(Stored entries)
==========
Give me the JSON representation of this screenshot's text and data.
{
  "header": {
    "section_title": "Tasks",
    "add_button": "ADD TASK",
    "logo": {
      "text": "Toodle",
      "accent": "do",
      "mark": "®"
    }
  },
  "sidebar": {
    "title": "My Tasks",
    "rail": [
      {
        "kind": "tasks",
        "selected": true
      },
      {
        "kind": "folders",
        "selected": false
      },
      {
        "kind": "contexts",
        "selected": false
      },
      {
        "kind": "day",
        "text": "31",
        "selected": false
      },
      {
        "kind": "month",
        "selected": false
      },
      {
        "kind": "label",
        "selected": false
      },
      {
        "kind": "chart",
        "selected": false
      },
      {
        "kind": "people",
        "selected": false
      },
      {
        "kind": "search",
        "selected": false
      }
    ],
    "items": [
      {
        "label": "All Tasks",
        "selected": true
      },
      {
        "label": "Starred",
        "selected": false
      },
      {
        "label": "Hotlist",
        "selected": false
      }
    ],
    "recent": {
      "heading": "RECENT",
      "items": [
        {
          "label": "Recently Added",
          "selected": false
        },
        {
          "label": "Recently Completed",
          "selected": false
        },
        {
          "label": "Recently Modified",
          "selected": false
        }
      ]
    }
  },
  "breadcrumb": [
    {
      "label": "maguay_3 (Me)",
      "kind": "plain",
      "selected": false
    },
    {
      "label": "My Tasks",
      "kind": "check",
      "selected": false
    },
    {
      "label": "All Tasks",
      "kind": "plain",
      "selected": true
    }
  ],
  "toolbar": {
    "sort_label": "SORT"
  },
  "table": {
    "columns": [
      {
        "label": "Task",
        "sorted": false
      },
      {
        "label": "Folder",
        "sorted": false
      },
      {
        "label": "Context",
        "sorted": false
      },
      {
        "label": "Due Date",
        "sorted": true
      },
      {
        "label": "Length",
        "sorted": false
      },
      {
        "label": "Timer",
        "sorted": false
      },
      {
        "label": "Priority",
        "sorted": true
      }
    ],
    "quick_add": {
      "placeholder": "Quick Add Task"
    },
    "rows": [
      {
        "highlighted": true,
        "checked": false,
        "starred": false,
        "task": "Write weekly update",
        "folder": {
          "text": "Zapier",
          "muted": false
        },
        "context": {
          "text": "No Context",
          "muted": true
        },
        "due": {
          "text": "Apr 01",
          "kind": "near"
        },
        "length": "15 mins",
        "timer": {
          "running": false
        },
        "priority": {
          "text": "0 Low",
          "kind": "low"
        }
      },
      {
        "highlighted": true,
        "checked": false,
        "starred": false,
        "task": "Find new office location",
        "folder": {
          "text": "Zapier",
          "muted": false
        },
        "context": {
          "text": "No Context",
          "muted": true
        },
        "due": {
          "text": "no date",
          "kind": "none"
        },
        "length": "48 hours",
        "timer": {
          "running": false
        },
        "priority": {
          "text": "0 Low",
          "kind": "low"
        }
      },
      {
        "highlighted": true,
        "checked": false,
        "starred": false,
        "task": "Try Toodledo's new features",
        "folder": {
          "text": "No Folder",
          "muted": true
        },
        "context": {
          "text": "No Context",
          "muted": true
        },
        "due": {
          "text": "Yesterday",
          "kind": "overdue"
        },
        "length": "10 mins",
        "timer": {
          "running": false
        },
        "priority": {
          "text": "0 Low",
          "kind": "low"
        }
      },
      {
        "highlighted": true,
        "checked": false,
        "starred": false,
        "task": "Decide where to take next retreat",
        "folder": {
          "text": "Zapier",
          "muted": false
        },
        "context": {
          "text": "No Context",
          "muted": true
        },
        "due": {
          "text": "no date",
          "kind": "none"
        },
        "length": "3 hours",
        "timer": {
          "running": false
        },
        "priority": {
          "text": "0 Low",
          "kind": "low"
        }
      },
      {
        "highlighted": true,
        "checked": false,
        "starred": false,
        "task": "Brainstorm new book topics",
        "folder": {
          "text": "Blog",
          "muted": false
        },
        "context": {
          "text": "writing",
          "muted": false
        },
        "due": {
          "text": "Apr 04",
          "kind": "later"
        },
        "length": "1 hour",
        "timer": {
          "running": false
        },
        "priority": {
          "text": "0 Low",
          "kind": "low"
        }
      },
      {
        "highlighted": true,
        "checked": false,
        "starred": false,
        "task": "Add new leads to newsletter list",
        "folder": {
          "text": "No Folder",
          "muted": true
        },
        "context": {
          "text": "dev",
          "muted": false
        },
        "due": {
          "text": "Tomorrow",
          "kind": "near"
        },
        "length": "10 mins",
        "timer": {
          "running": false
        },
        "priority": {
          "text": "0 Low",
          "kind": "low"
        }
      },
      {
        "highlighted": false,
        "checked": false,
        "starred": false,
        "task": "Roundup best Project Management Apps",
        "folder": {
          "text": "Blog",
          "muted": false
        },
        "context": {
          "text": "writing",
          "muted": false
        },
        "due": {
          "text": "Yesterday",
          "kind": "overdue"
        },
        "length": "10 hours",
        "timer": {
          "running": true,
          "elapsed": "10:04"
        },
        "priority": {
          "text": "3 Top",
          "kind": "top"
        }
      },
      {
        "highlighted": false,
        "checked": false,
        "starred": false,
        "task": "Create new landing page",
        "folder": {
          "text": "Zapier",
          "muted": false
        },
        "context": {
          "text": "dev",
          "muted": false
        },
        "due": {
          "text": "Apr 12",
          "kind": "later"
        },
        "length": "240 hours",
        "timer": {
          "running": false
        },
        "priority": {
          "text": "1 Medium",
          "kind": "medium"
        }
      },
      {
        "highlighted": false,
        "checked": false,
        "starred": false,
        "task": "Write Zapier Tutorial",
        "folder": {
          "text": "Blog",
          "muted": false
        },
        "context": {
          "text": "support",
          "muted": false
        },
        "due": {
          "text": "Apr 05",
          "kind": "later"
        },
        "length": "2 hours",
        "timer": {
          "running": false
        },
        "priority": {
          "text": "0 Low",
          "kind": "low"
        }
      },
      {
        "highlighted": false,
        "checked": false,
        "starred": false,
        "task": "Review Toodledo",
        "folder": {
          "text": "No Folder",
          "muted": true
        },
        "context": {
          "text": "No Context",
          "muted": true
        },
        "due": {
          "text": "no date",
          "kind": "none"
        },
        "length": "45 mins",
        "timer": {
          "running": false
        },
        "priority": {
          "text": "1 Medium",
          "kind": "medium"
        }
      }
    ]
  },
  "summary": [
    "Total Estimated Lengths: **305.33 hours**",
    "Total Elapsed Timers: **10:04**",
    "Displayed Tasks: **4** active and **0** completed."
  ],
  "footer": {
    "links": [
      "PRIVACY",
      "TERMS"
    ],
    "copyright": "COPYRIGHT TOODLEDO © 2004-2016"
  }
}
==========
From the entries, copy out each line containing the word "Recently".

● **Reply**
          "label": "Recently Added",
          "label": "Recently Completed",
          "label": "Recently Modified",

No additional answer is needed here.